• Instructions for the task
For every line in the data below that contains "consequat", copy the line.

• Information provided
━━━━━━━━━━━━━━━━━━━━
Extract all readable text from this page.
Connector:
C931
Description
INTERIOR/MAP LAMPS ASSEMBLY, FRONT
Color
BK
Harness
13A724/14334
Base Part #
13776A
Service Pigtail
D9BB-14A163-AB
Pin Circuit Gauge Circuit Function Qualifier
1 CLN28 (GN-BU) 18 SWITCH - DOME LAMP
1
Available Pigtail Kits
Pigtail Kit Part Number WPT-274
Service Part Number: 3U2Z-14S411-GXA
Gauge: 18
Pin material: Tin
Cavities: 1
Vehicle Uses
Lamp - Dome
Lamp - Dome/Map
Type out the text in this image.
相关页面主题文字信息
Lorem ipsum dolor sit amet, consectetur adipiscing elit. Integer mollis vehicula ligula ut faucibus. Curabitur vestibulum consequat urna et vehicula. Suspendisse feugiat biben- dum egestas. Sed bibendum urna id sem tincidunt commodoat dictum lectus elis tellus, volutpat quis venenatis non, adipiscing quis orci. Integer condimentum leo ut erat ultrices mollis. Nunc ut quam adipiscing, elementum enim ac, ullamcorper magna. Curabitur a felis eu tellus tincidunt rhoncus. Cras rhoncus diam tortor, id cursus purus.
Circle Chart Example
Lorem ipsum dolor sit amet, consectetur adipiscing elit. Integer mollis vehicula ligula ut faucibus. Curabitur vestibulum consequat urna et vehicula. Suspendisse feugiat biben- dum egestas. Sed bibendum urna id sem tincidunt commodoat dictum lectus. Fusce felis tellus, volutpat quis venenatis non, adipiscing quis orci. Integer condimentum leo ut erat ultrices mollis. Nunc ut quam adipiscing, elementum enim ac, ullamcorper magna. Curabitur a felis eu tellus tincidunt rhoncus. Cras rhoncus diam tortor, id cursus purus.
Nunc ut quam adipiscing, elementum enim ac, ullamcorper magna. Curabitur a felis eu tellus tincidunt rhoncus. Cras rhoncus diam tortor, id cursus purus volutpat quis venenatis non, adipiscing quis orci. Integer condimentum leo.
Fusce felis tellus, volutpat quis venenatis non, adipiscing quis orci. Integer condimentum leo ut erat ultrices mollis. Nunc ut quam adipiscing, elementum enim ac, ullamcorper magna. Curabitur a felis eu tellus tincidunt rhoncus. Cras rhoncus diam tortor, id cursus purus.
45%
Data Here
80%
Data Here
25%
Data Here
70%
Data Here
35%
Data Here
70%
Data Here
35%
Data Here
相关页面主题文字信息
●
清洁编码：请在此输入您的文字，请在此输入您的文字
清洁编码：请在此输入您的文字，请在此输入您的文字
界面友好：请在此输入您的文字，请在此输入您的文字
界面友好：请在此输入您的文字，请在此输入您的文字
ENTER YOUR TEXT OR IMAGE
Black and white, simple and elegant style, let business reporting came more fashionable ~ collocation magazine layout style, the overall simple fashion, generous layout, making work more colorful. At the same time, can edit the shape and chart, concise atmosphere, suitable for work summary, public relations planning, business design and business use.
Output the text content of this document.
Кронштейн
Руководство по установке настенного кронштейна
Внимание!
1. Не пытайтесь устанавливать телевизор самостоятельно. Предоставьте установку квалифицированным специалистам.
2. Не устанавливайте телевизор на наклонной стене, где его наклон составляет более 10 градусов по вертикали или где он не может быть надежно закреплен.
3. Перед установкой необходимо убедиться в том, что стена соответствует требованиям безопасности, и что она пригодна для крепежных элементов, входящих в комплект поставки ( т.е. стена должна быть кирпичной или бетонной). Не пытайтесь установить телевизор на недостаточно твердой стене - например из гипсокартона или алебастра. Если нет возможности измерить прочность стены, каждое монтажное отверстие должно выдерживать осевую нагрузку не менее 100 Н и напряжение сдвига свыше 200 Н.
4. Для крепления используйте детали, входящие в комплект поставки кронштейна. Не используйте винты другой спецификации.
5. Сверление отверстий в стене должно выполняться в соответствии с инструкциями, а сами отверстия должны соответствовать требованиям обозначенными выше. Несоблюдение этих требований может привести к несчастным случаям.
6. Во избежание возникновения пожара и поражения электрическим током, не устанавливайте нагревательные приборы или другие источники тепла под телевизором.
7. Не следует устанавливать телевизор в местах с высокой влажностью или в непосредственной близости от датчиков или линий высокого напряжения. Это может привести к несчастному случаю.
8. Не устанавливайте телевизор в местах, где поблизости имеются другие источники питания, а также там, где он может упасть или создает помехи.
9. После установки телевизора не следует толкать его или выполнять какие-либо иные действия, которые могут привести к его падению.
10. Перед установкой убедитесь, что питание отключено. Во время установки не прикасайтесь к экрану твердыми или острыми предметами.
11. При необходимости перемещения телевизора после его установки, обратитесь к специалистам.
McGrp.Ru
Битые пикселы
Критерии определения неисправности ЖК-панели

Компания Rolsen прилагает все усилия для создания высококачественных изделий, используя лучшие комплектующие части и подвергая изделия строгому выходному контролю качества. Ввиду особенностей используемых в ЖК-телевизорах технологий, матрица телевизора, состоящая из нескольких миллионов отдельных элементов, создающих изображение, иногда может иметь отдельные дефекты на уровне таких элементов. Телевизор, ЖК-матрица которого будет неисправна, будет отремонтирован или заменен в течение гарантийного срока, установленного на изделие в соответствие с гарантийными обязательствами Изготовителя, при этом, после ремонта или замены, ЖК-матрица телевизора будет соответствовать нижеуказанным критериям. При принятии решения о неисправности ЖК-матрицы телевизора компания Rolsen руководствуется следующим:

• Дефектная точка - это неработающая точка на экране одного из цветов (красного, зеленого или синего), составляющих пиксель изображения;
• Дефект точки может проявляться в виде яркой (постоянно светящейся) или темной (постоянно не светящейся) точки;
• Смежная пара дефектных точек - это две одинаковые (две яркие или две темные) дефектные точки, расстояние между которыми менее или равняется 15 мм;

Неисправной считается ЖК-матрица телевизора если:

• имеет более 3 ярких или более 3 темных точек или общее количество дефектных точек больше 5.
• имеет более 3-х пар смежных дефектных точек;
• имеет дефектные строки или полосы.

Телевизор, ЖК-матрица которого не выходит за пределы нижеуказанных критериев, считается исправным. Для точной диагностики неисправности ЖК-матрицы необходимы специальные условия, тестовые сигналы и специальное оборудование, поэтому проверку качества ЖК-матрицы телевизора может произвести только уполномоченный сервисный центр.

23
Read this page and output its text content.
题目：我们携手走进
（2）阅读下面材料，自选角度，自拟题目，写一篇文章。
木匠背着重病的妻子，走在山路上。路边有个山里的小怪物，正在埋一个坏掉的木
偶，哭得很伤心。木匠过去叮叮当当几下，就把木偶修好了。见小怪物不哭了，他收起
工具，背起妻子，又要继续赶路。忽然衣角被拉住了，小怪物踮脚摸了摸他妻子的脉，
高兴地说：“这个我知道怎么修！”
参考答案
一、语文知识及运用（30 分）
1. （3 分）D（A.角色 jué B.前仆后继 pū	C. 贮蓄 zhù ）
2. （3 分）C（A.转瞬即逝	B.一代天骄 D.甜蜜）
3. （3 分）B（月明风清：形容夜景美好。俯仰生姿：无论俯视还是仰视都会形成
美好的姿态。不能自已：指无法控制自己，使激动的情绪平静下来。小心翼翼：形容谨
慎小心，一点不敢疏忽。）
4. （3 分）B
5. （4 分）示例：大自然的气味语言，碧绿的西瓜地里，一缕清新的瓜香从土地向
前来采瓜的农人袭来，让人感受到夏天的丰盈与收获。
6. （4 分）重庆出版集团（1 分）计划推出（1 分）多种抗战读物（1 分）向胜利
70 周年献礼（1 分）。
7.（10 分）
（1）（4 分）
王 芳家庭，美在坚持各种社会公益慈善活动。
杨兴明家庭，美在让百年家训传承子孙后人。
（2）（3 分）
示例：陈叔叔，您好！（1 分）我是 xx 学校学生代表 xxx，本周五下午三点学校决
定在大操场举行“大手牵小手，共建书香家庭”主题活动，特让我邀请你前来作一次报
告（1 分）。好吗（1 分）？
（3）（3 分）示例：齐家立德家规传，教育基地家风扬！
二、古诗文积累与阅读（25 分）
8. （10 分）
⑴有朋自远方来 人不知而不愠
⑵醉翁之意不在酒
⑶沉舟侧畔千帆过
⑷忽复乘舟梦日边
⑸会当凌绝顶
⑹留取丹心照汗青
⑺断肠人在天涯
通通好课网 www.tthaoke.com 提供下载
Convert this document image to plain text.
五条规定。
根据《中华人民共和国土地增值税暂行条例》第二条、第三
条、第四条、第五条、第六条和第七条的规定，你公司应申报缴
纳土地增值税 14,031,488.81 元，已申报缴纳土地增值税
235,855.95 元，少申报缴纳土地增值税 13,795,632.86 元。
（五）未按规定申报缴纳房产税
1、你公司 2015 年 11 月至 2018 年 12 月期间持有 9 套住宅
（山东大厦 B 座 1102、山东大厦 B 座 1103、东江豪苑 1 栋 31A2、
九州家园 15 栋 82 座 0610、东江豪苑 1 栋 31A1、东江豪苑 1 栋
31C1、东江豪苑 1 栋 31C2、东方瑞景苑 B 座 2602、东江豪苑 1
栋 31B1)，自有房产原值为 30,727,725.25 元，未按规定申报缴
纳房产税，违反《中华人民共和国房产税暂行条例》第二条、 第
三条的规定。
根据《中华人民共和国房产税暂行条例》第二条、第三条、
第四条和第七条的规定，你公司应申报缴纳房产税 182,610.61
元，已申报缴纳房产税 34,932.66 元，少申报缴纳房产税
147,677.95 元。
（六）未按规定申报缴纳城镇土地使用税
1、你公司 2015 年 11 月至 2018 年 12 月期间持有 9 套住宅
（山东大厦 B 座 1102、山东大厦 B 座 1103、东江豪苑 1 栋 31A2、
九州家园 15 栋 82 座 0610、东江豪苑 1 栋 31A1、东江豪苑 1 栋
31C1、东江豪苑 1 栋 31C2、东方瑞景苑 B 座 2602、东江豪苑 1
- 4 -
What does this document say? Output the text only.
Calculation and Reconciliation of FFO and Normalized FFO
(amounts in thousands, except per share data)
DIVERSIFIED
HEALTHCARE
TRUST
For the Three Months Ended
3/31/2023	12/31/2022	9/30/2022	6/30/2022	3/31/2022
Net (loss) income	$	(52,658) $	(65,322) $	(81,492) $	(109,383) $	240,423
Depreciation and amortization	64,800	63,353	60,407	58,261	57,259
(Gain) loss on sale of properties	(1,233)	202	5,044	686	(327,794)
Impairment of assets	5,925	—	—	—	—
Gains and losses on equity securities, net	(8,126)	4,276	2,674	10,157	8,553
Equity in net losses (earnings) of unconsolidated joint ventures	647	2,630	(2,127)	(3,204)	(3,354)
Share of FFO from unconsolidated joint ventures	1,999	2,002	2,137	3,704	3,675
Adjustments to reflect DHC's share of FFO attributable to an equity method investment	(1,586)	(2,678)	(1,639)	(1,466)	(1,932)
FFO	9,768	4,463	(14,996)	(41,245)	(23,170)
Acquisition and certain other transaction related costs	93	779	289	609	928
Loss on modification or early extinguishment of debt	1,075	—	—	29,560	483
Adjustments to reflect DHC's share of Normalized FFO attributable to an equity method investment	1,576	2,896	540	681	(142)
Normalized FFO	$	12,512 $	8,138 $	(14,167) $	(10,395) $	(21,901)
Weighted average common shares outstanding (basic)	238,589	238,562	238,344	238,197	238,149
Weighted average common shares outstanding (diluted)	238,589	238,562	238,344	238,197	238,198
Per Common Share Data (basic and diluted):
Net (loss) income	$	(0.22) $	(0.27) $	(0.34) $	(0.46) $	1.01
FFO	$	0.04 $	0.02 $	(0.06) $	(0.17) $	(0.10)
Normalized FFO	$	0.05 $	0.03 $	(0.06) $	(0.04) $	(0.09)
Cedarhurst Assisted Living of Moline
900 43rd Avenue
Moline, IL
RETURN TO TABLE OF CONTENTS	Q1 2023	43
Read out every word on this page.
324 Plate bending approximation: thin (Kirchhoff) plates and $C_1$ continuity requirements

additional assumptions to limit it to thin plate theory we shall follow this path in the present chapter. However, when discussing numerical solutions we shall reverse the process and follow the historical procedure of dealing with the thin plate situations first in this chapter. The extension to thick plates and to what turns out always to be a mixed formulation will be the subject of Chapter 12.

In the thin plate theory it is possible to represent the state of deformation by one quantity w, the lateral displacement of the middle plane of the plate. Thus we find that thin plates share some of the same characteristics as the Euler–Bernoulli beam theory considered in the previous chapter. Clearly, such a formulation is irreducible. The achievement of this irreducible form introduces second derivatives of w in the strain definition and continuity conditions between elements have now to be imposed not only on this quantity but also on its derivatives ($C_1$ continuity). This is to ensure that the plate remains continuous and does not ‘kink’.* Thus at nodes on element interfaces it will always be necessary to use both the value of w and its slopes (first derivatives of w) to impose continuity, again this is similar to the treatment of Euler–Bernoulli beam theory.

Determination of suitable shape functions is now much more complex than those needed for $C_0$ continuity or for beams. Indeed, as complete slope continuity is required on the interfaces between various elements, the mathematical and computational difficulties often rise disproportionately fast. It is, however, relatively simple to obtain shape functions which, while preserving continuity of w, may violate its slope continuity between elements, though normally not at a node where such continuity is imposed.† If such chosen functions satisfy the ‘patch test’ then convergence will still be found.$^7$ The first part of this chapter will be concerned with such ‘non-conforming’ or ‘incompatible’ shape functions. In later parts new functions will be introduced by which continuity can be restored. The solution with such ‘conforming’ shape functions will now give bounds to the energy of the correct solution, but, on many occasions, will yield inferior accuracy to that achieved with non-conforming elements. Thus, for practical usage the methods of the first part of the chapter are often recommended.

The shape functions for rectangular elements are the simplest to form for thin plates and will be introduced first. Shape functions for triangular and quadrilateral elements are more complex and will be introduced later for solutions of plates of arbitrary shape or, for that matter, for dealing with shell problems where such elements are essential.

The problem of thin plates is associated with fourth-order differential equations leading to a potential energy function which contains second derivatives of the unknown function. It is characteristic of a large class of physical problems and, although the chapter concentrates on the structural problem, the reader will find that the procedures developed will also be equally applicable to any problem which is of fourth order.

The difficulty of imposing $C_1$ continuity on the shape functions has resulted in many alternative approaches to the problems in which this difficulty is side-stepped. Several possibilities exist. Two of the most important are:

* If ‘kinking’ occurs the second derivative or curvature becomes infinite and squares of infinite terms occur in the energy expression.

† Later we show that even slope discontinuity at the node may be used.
━━━━━━━━━━━━━━━━━━━━
• Exercise solution
Lorem ipsum dolor sit amet, consectetur adipiscing elit. Integer mollis vehicula ligula ut faucibus. Curabitur vestibulum consequat urna et vehicula. Suspendisse feugiat biben- dum egestas. Sed bibendum urna id sem tincidunt commodoat dictum lectus elis tellus, volutpat quis venenatis non, adipiscing quis orci. Integer condimentum leo ut erat ultrices mollis. Nunc ut quam adipiscing, elementum enim ac, ullamcorper magna. Curabitur a felis eu tellus tincidunt rhoncus. Cras rhoncus diam tortor, id cursus purus.
Lorem ipsum dolor sit amet, consectetur adipiscing elit. Integer mollis vehicula ligula ut faucibus. Curabitur vestibulum consequat urna et vehicula. Suspendisse feugiat biben- dum egestas. Sed bibendum urna id sem tincidunt commodoat dictum lectus. Fusce felis tellus, volutpat quis venenatis non, adipiscing quis orci. Integer condimentum leo ut erat ultrices mollis. Nunc ut quam adipiscing, elementum enim ac, ullamcorper magna. Curabitur a felis eu tellus tincidunt rhoncus. Cras rhoncus diam tortor, id cursus purus.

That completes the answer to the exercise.